> _Saved data entries_
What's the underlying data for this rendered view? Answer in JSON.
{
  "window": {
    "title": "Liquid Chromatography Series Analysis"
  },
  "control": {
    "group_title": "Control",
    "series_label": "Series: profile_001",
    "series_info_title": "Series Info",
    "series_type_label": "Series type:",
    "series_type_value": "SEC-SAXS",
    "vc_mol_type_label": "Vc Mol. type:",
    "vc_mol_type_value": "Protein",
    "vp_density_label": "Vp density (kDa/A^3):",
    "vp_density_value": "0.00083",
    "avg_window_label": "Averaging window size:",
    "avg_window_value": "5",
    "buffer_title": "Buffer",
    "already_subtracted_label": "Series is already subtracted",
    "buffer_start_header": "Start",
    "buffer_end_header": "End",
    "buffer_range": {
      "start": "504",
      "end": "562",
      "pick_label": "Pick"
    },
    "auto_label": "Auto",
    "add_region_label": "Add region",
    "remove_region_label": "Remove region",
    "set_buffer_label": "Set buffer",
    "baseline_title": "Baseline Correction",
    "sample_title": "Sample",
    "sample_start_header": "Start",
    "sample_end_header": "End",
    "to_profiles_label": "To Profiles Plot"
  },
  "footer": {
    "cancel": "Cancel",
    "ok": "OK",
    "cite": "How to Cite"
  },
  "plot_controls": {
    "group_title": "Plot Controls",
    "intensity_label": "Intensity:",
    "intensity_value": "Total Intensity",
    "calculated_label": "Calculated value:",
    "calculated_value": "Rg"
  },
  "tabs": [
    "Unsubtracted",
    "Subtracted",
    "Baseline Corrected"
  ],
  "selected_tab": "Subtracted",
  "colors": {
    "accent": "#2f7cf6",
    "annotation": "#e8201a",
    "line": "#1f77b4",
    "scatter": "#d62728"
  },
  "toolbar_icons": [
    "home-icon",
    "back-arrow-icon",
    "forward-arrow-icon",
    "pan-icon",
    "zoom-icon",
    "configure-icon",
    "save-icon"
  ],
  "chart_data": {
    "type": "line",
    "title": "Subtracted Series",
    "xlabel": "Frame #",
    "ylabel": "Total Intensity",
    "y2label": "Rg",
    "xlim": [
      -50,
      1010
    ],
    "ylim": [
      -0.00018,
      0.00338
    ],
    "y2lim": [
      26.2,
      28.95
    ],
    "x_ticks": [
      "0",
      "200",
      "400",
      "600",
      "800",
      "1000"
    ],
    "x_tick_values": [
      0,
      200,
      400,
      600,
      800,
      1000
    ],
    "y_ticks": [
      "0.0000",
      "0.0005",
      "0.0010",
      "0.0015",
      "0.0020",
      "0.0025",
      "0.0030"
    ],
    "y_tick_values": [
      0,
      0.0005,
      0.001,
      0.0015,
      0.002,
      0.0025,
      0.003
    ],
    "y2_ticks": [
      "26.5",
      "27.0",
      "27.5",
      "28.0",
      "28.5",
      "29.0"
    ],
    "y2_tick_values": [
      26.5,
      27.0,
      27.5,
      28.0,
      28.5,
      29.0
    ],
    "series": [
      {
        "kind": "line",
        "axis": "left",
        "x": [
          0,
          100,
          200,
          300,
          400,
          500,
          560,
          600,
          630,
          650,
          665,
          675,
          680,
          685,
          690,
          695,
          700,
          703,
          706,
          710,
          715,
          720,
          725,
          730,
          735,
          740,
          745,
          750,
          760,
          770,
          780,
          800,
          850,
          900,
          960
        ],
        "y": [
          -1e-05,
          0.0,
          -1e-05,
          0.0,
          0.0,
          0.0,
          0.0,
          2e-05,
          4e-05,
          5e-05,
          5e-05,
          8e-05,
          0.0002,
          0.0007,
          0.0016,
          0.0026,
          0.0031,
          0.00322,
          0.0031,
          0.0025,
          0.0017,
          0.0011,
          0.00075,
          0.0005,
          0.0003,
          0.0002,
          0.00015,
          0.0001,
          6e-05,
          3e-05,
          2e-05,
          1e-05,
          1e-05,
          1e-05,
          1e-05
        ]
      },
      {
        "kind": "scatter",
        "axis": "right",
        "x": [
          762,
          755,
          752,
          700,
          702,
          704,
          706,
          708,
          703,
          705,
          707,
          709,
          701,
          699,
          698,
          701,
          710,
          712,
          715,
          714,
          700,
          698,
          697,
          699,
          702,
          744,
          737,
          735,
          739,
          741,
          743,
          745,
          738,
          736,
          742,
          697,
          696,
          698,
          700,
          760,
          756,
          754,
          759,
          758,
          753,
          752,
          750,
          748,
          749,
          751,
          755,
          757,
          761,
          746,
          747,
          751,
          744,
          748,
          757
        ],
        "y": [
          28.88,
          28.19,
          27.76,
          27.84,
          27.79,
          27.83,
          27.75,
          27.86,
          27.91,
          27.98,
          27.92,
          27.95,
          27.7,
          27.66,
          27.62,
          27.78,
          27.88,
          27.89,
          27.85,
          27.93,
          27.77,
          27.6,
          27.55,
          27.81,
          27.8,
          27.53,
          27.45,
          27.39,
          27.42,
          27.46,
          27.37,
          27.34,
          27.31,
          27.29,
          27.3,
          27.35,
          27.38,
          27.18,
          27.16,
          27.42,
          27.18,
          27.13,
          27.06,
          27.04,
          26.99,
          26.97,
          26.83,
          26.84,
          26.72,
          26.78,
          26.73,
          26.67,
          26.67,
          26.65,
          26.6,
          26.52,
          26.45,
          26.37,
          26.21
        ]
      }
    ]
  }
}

> _EXERCISE GOAL_
Every entry in the data should be returned exactly.

> _SOLVED EXERCISE_
What's the underlying data for this rendered view? Answer in JSON.
{
  "window": {
    "title": "Liquid Chromatography Series Analysis"
  },
  "control": {
    "group_title": "Control",
    "series_label": "Series: profile_001",
    "series_info_title": "Series Info",
    "series_type_label": "Series type:",
    "series_type_value": "SEC-SAXS",
    "vc_mol_type_label": "Vc Mol. type:",
    "vc_mol_type_value": "Protein",
    "vp_density_label": "Vp density (kDa/A^3):",
    "vp_density_value": "0.00083",
    "avg_window_label": "Averaging window size:",
    "avg_window_value": "5",
    "buffer_title": "Buffer",
    "already_subtracted_label": "Series is already subtracted",
    "buffer_start_header": "Start",
    "buffer_end_header": "End",
    "buffer_range": {
      "start": "504",
      "end": "562",
      "pick_label": "Pick"
    },
    "auto_label": "Auto",
    "add_region_label": "Add region",
    "remove_region_label": "Remove region",
    "set_buffer_label": "Set buffer",
    "baseline_title": "Baseline Correction",
    "sample_title": "Sample",
    "sample_start_header": "Start",
    "sample_end_header": "End",
    "to_profiles_label": "To Profiles Plot"
  },
  "footer": {
    "cancel": "Cancel",
    "ok": "OK",
    "cite": "How to Cite"
  },
  "plot_controls": {
    "group_title": "Plot Controls",
    "intensity_label": "Intensity:",
    "intensity_value": "Total Intensity",
    "calculated_label": "Calculated value:",
    "calculated_value": "Rg"
  },
  "tabs": [
    "Unsubtracted",
    "Subtracted",
    "Baseline Corrected"
  ],
  "selected_tab": "Subtracted",
  "colors": {
    "accent": "#2f7cf6",
    "annotation": "#e8201a",
    "line": "#1f77b4",
    "scatter": "#d62728"
  },
  "toolbar_icons": [
    "home-icon",
    "back-arrow-icon",
    "forward-arrow-icon",
    "pan-icon",
    "zoom-icon",
    "configure-icon",
    "save-icon"
  ],
  "chart_data": {
    "type": "line",
    "title": "Subtracted Series",
    "xlabel": "Frame #",
    "ylabel": "Total Intensity",
    "y2label": "Rg",
    "xlim": [
      -50,
      1010
    ],
    "ylim": [
      -0.00018,
      0.00338
    ],
    "y2lim": [
      26.2,
      28.95
    ],
    "x_ticks": [
      "0",
      "200",
      "400",
      "600",
      "800",
      "1000"
    ],
    "x_tick_values": [
      0,
      200,
      400,
      600,
      800,
      1000
    ],
    "y_ticks": [
      "0.0000",
      "0.0005",
      "0.0010",
      "0.0015",
      "0.0020",
      "0.0025",
      "0.0030"
    ],
    "y_tick_values": [
      0,
      0.0005,
      0.001,
      0.0015,
      0.002,
      0.0025,
      0.003
    ],
    "y2_ticks": [
      "26.5",
      "27.0",
      "27.5",
      "28.0",
      "28.5",
      "29.0"
    ],
    "y2_tick_values": [
      26.5,
      27.0,
      27.5,
      28.0,
      28.5,
      29.0
    ],
    "series": [
      {
        "kind": "line",
        "axis": "left",
        "x": [
          0,
          100,
          200,
          300,
          400,
          500,
          560,
          600,
          630,
          650,
          665,
          675,
          680,
          685,
          690,
          695,
          700,
          703,
          706,
          710,
          715,
          720,
          725,
          730,
          735,
          740,
          745,
          750,
          760,
          770,
          780,
          800,
          850,
          900,
          960
        ],
        "y": [
          -1e-05,
          0.0,
          -1e-05,
          0.0,
          0.0,
          0.0,
          0.0,
          2e-05,
          4e-05,
          5e-05,
          5e-05,
          8e-05,
          0.0002,
          0.0007,
          0.0016,
          0.0026,
          0.0031,
          0.00322,
          0.0031,
          0.0025,
          0.0017,
          0.0011,
          0.00075,
          0.0005,
          0.0003,
          0.0002,
          0.00015,
          0.0001,
          6e-05,
          3e-05,
          2e-05,
          1e-05,
          1e-05,
          1e-05,
          1e-05
        ]
      },
      {
        "kind": "scatter",
        "axis": "right",
        "x": [
          762,
          755,
          752,
          700,
          702,
          704,
          706,
          708,
          703,
          705,
          707,
          709,
          701,
          699,
          698,
          701,
          710,
          712,
          715,
          714,
          700,
          698,
          697,
          699,
          702,
          744,
          737,
          735,
          739,
          741,
          743,
          745,
          738,
          736,
          742,
          697,
          696,
          698,
          700,
          760,
          756,
          754,
          759,
          758,
          753,
          752,
          750,
          748,
          749,
          751,
          755,
          757,
          761,
          746,
          747,
          751,
          744,
          748,
          757
        ],
        "y": [
          28.88,
          28.19,
          27.76,
          27.84,
          27.79,
          27.83,
          27.75,
          27.86,
          27.91,
          27.98,
          27.92,
          27.95,
          27.7,
          27.66,
          27.62,
          27.78,
          27.88,
          27.89,
          27.85,
          27.93,
          27.77,
          27.6,
          27.55,
          27.81,
          27.8,
          27.53,
          27.45,
          27.39,
          27.42,
          27.46,
          27.37,
          27.34,
          27.31,
          27.29,
          27.3,
          27.35,
          27.38,
          27.18,
          27.16,
          27.42,
          27.18,
          27.13,
          27.06,
          27.04,
          26.99,
          26.97,
          26.83,
          26.84,
          26.72,
          26.78,
          26.73,
          26.67,
          26.67,
          26.65,
          26.6,
          26.52,
          26.45,
          26.37,
          26.21
        ]
      }
    ]
  }
}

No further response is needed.